**What is required**.
Read through the records below and copy each line that uses the word "nawet".

Extracted records
# # # #

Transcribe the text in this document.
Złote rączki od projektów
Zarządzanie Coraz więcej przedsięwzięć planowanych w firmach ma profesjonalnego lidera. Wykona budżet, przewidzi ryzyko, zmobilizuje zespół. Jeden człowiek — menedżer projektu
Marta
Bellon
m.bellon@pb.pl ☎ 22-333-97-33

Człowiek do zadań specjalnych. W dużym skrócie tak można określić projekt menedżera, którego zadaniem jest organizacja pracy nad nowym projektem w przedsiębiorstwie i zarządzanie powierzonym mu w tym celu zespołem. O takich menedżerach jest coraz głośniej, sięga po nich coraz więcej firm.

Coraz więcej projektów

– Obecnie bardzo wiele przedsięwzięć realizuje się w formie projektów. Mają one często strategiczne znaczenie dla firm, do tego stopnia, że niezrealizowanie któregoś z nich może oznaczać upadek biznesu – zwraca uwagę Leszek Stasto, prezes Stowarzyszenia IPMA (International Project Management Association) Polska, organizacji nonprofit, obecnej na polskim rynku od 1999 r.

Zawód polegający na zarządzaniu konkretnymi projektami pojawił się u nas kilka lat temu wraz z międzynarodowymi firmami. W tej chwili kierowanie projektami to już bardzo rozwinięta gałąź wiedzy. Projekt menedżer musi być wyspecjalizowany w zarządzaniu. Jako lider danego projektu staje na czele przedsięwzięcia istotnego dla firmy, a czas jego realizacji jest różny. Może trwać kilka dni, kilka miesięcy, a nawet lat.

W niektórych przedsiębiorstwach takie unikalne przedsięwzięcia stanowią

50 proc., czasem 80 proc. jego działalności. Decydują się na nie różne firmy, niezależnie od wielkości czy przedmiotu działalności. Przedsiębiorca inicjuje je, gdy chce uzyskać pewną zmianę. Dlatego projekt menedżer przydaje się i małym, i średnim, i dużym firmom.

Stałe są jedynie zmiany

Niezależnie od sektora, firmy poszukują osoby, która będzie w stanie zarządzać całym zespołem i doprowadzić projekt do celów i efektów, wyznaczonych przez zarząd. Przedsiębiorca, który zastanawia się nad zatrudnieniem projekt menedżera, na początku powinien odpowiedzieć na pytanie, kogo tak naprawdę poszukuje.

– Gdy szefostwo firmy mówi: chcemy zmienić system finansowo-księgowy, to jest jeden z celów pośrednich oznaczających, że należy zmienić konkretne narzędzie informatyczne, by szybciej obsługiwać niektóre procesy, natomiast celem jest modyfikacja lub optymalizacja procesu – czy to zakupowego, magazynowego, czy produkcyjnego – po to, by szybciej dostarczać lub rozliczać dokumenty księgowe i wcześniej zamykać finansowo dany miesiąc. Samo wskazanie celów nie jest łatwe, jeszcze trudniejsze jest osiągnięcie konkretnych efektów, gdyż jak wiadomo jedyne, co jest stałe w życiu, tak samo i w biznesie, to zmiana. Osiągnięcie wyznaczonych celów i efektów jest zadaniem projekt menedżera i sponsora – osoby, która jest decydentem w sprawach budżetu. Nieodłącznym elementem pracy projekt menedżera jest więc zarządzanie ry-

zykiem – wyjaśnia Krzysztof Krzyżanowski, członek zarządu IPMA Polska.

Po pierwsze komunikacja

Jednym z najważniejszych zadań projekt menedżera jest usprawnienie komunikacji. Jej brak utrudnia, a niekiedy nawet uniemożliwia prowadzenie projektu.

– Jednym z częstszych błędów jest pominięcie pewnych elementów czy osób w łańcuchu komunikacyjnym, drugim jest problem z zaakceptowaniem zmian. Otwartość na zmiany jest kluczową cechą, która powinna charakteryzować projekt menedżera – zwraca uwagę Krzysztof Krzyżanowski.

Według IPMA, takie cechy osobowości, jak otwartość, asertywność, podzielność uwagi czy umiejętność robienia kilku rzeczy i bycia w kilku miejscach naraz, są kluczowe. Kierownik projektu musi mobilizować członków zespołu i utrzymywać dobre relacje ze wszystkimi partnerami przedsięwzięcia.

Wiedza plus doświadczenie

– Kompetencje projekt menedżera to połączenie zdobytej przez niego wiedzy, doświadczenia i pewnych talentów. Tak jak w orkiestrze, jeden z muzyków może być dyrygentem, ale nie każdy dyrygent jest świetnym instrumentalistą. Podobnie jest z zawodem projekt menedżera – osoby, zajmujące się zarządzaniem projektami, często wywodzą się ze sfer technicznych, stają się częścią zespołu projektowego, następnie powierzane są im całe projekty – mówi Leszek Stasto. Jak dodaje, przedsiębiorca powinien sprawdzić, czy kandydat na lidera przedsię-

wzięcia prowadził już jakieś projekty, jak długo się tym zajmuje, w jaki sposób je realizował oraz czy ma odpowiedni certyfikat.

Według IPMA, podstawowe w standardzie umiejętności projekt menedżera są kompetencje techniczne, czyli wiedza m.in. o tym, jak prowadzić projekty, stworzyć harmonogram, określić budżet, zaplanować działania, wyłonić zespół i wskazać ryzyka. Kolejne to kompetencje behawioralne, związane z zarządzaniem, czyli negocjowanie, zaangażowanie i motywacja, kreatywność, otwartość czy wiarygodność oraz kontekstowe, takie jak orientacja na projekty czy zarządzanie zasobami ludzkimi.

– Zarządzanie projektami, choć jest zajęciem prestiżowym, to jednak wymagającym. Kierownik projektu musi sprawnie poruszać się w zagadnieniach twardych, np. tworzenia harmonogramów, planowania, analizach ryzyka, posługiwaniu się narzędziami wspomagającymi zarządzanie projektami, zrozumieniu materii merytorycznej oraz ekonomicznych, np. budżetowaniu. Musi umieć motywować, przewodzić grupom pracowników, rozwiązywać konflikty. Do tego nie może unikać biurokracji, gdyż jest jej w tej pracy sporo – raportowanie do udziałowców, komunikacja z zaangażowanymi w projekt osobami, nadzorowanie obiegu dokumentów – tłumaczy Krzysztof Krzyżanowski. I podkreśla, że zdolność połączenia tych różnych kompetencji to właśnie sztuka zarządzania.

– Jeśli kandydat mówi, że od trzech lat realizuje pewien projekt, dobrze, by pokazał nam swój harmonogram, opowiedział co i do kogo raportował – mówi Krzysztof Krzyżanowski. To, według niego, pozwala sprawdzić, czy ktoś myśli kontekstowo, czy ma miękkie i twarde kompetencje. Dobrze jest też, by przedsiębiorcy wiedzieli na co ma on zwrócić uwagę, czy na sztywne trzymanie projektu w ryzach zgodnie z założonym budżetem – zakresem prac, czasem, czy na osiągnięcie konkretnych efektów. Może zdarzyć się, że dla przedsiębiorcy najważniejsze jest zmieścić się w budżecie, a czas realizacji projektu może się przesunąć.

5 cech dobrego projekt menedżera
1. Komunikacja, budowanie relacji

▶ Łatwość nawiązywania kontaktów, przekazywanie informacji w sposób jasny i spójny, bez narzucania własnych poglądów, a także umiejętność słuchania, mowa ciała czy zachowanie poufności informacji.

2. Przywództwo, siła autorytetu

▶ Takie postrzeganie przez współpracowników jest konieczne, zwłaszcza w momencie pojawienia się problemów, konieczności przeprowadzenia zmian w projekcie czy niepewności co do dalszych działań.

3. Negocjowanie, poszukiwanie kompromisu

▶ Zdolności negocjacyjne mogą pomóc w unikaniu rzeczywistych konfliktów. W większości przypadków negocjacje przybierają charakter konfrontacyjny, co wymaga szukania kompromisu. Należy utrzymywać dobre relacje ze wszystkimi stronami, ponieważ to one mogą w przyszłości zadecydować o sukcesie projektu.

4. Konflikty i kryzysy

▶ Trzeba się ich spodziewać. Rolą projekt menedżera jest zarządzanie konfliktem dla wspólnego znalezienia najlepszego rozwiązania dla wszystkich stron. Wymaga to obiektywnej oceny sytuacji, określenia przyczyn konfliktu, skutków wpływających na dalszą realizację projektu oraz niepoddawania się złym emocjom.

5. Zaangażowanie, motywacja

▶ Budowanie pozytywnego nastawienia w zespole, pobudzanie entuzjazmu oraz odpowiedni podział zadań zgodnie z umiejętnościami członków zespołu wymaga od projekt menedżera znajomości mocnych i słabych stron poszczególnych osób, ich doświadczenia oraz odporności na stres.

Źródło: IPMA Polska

# # # #

**Solution**.
Zawód polegający na zarządzaniu konkretnymi projektami pojawił się u nas kilka lat temu wraz z międzynarodowymi firmami. W tej chwili kierowanie projektami to już bardzo rozwinięta gałąź wiedzy. Projekt menedżer musi być wyspecjalizowany w zarządzaniu. Jako lider danego projektu staje na czele przedsięwzięcia istotnego dla firmy, a czas jego realizacji jest różny. Może trwać kilka dni, kilka miesięcy, a nawet lat.
Jednym z najważniejszych zadań projekt menedżera jest usprawnienie komunikacji. Jej brak utrudnia, a niekiedy nawet uniemożliwia prowadzenie projektu.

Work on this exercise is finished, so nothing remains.